╭─ Data for processing
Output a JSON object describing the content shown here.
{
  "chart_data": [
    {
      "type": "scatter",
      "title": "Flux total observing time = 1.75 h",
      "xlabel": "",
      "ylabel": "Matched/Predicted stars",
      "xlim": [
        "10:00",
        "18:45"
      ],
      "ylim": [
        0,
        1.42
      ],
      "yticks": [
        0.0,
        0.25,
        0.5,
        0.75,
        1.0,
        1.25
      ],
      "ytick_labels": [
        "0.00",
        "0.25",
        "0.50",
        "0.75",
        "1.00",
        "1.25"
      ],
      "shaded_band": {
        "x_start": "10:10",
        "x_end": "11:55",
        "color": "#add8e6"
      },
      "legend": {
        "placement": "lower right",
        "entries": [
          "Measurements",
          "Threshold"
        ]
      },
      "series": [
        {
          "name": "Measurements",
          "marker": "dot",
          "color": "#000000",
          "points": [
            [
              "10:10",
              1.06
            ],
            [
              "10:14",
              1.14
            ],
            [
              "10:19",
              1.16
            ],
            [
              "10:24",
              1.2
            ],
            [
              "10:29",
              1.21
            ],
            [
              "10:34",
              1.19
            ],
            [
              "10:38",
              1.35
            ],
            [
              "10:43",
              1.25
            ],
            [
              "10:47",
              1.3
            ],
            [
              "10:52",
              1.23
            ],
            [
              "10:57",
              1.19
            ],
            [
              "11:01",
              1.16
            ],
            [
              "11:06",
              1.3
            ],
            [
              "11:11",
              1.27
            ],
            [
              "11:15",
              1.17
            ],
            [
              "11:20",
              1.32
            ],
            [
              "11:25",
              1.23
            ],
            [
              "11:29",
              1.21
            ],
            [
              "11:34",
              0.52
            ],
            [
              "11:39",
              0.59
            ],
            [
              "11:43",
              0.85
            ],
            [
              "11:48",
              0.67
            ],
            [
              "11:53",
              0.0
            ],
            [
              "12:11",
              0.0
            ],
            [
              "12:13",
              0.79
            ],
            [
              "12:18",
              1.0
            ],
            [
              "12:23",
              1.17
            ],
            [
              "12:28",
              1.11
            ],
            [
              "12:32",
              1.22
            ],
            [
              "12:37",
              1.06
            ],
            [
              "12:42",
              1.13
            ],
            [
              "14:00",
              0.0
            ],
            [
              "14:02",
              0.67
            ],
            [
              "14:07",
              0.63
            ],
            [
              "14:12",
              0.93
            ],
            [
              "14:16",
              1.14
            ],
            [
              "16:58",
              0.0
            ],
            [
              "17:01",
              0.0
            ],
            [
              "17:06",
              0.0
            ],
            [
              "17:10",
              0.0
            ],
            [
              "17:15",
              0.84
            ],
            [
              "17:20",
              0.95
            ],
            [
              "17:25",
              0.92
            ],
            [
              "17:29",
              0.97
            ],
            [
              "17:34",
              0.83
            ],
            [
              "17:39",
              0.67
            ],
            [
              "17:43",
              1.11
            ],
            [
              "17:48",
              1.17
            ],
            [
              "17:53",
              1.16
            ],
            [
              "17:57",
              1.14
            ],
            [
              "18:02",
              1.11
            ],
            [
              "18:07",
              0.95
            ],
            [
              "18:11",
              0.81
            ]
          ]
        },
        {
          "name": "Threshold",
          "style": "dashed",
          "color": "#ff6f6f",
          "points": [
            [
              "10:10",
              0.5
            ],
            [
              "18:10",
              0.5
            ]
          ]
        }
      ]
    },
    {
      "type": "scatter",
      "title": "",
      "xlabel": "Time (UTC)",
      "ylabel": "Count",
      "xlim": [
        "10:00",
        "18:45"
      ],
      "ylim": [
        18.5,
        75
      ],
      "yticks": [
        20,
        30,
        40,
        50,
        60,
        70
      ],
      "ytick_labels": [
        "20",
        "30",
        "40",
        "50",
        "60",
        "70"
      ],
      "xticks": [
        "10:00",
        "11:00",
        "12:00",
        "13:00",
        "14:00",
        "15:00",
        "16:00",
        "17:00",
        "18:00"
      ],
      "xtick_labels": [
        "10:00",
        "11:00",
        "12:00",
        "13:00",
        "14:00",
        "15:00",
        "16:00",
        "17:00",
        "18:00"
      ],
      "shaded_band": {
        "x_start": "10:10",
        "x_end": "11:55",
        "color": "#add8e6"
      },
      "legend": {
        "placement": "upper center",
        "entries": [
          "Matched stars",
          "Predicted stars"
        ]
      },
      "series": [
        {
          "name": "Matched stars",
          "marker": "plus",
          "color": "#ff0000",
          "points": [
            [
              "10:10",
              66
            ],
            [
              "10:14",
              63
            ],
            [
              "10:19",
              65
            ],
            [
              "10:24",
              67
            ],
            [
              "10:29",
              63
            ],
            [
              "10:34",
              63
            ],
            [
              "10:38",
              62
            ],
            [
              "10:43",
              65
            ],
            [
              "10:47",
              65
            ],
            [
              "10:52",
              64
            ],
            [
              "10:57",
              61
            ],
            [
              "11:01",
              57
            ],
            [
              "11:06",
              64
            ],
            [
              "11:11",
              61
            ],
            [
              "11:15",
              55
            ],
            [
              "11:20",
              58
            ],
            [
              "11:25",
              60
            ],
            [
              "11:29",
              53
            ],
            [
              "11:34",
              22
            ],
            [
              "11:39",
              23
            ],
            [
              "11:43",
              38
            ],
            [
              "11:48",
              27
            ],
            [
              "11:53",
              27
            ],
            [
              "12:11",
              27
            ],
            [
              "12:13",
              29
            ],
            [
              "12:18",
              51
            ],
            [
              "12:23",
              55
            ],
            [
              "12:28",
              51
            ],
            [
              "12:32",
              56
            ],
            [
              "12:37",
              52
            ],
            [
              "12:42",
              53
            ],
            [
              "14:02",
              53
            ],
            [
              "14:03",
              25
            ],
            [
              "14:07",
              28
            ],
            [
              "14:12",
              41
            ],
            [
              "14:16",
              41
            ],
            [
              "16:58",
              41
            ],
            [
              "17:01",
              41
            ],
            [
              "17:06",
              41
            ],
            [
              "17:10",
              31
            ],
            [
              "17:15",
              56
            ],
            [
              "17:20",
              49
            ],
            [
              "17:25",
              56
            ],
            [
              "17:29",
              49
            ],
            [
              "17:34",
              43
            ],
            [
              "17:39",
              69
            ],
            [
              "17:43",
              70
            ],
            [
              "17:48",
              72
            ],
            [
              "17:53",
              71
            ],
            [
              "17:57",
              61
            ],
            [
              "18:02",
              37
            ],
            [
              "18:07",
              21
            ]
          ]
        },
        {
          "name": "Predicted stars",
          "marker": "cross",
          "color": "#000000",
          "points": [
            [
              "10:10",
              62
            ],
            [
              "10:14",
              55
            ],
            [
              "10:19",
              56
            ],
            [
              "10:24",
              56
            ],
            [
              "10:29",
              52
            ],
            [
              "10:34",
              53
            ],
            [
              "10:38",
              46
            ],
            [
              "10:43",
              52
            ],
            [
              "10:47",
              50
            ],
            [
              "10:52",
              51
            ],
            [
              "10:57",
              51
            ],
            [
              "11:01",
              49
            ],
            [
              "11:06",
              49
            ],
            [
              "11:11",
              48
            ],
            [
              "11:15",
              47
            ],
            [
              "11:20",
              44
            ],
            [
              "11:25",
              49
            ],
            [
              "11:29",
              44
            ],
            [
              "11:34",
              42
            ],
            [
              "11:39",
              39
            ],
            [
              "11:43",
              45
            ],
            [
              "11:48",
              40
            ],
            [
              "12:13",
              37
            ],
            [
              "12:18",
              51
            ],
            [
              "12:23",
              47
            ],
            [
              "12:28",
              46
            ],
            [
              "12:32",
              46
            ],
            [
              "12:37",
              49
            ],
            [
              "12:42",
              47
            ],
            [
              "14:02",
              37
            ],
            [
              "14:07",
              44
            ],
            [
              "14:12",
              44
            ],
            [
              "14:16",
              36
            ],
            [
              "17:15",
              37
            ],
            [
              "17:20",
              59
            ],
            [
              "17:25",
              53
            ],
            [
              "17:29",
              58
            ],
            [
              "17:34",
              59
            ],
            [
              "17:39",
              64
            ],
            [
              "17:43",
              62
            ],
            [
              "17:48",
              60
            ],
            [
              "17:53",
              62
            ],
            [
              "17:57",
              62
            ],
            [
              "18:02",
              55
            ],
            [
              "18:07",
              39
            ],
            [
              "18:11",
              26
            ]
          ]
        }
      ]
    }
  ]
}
╰─
Determine the count of lines in the data above with the string "Predicted" in them, and give that count alone.

■ Solution to the problem
3